(Objective) Would you return the complete listing below word for word?

## Begin Provided data

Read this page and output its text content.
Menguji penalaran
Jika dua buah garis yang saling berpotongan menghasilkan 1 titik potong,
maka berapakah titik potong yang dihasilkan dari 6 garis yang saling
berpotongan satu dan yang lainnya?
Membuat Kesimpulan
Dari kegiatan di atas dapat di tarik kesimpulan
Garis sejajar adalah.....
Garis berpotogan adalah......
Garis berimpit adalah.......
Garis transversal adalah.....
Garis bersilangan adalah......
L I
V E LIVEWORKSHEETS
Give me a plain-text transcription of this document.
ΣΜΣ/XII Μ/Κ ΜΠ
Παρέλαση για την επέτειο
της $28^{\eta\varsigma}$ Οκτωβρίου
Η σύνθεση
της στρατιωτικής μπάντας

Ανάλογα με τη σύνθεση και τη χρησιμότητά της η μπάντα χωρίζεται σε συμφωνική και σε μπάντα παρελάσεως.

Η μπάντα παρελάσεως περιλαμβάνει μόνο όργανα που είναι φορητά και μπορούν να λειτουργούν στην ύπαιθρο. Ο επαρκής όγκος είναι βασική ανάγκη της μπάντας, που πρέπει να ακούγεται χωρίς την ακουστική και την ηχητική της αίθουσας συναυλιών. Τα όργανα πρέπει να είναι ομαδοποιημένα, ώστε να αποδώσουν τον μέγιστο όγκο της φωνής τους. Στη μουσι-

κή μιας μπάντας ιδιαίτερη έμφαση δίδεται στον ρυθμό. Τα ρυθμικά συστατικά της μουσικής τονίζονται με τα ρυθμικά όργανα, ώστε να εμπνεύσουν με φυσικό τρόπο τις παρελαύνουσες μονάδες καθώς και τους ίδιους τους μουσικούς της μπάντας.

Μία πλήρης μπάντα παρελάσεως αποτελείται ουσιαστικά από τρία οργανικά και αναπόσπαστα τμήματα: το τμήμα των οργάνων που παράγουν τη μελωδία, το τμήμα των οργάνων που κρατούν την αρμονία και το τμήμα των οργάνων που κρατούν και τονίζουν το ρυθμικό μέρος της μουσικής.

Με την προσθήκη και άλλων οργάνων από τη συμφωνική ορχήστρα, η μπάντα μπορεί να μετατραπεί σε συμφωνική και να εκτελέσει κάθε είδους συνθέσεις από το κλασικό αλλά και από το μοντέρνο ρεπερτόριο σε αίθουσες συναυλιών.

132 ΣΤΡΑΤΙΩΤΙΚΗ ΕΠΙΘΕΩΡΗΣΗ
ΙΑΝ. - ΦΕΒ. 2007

## End Provided data

(Written reply)
Read this page and output its text content.
Menguji penalaran
Jika dua buah garis yang saling berpotongan menghasilkan 1 titik potong,
maka berapakah titik potong yang dihasilkan dari 6 garis yang saling
berpotongan satu dan yang lainnya?
Membuat Kesimpulan
Dari kegiatan di atas dapat di tarik kesimpulan
Garis sejajar adalah.....
Garis berpotogan adalah......
Garis berimpit adalah.......
Garis transversal adalah.....
Garis bersilangan adalah......
L I
V E LIVEWORKSHEETS
Give me a plain-text transcription of this document.
ΣΜΣ/XII Μ/Κ ΜΠ
Παρέλαση για την επέτειο
της $28^{\eta\varsigma}$ Οκτωβρίου
Η σύνθεση
της στρατιωτικής μπάντας

Ανάλογα με τη σύνθεση και τη χρησιμότητά της η μπάντα χωρίζεται σε συμφωνική και σε μπάντα παρελάσεως.

Η μπάντα παρελάσεως περιλαμβάνει μόνο όργανα που είναι φορητά και μπορούν να λειτουργούν στην ύπαιθρο. Ο επαρκής όγκος είναι βασική ανάγκη της μπάντας, που πρέπει να ακούγεται χωρίς την ακουστική και την ηχητική της αίθουσας συναυλιών. Τα όργανα πρέπει να είναι ομαδοποιημένα, ώστε να αποδώσουν τον μέγιστο όγκο της φωνής τους. Στη μουσι-

κή μιας μπάντας ιδιαίτερη έμφαση δίδεται στον ρυθμό. Τα ρυθμικά συστατικά της μουσικής τονίζονται με τα ρυθμικά όργανα, ώστε να εμπνεύσουν με φυσικό τρόπο τις παρελαύνουσες μονάδες καθώς και τους ίδιους τους μουσικούς της μπάντας.

Μία πλήρης μπάντα παρελάσεως αποτελείται ουσιαστικά από τρία οργανικά και αναπόσπαστα τμήματα: το τμήμα των οργάνων που παράγουν τη μελωδία, το τμήμα των οργάνων που κρατούν την αρμονία και το τμήμα των οργάνων που κρατούν και τονίζουν το ρυθμικό μέρος της μουσικής.

Με την προσθήκη και άλλων οργάνων από τη συμφωνική ορχήστρα, η μπάντα μπορεί να μετατραπεί σε συμφωνική και να εκτελέσει κάθε είδους συνθέσεις από το κλασικό αλλά και από το μοντέρνο ρεπερτόριο σε αίθουσες συναυλιών.

132 ΣΤΡΑΤΙΩΤΙΚΗ ΕΠΙΘΕΩΡΗΣΗ
ΙΑΝ. - ΦΕΒ. 2007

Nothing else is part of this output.